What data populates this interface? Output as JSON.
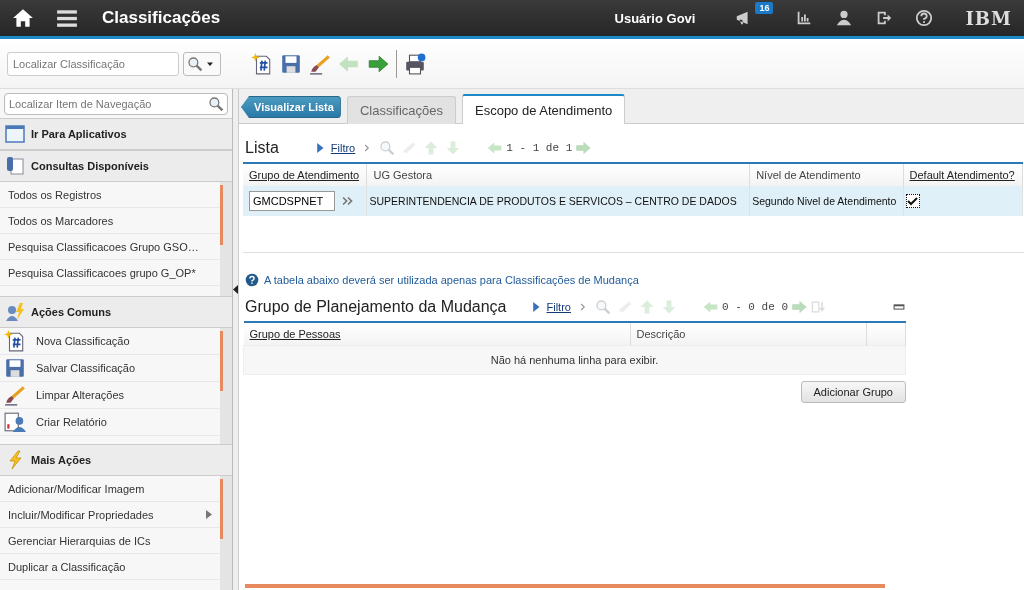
{
  "header": {
    "title": "Classificações",
    "user": "Usuário Govi",
    "notifications": "16",
    "logo": "IBM"
  },
  "toolbar": {
    "search_placeholder": "Localizar Classificação",
    "buttons": [
      {
        "kind": "new",
        "disabled": false
      },
      {
        "kind": "save",
        "disabled": false
      },
      {
        "kind": "brush",
        "disabled": false
      },
      {
        "kind": "back",
        "disabled": true
      },
      {
        "kind": "forward",
        "disabled": false
      },
      {
        "kind": "print",
        "disabled": false
      }
    ]
  },
  "sidebar": {
    "search_placeholder": "Localizar Item de Navegação",
    "sections": [
      {
        "title": "Ir Para Aplicativos"
      },
      {
        "title": "Consultas Disponíveis",
        "items": [
          {
            "label": "Todos os Registros"
          },
          {
            "label": "Todos os Marcadores"
          },
          {
            "label": "Pesquisa Classificacoes Grupo GSO…"
          },
          {
            "label": "Pesquisa Classificacoes grupo G_OP*"
          }
        ]
      },
      {
        "title": "Ações Comuns",
        "items": [
          {
            "label": "Nova Classificação"
          },
          {
            "label": "Salvar Classificação"
          },
          {
            "label": "Limpar Alterações"
          },
          {
            "label": "Criar Relatório"
          }
        ]
      },
      {
        "title": "Mais Ações",
        "items": [
          {
            "label": "Adicionar/Modificar Imagem",
            "submenu": false
          },
          {
            "label": "Incluir/Modificar Propriedades",
            "submenu": true
          },
          {
            "label": "Gerenciar Hierarquias de ICs",
            "submenu": false
          },
          {
            "label": "Duplicar a Classificação",
            "submenu": false
          }
        ]
      }
    ]
  },
  "back_button": "Visualizar Lista",
  "tabs": [
    {
      "label": "Classificações",
      "selected": false
    },
    {
      "label": "Escopo de Atendimento",
      "selected": true
    }
  ],
  "list": {
    "title": "Lista",
    "filter": "Filtro",
    "tools": [
      {
        "kind": "search",
        "disabled": true
      },
      {
        "kind": "eraser",
        "disabled": true
      },
      {
        "kind": "up",
        "disabled": true
      },
      {
        "kind": "down",
        "disabled": true
      }
    ],
    "pagination": "1 - 1 de 1",
    "columns": [
      {
        "label": "Grupo de Atendimento",
        "link": true
      },
      {
        "label": "UG Gestora",
        "link": false
      },
      {
        "label": "Nível de Atendimento",
        "link": false
      },
      {
        "label": "Default Atendimento?",
        "link": true
      }
    ],
    "rows": [
      {
        "group": "GMCDSPNET",
        "ug": "SUPERINTENDENCIA DE PRODUTOS E SERVICOS – CENTRO DE DADOS",
        "level": "Segundo Nivel de Atendimento",
        "default": true,
        "selected": true
      }
    ]
  },
  "note": "A tabela abaixo deverá ser utilizada apenas para Classificações de Mudança",
  "groups": {
    "title": "Grupo de Planejamento da Mudança",
    "filter": "Filtro",
    "tools": [
      {
        "kind": "search",
        "disabled": true
      },
      {
        "kind": "eraser",
        "disabled": true
      },
      {
        "kind": "up",
        "disabled": true
      },
      {
        "kind": "down",
        "disabled": true
      }
    ],
    "pagination": "0 - 0 de 0",
    "columns": [
      {
        "label": "Grupo de Pessoas",
        "link": true
      },
      {
        "label": "Descrição",
        "link": false
      }
    ],
    "empty_message": "Não há nenhuma linha para exibir.",
    "add_button": "Adicionar Grupo"
  }
}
================================
Determine how many lines of the entries above carry the string "Modificar", and give that number alone.

2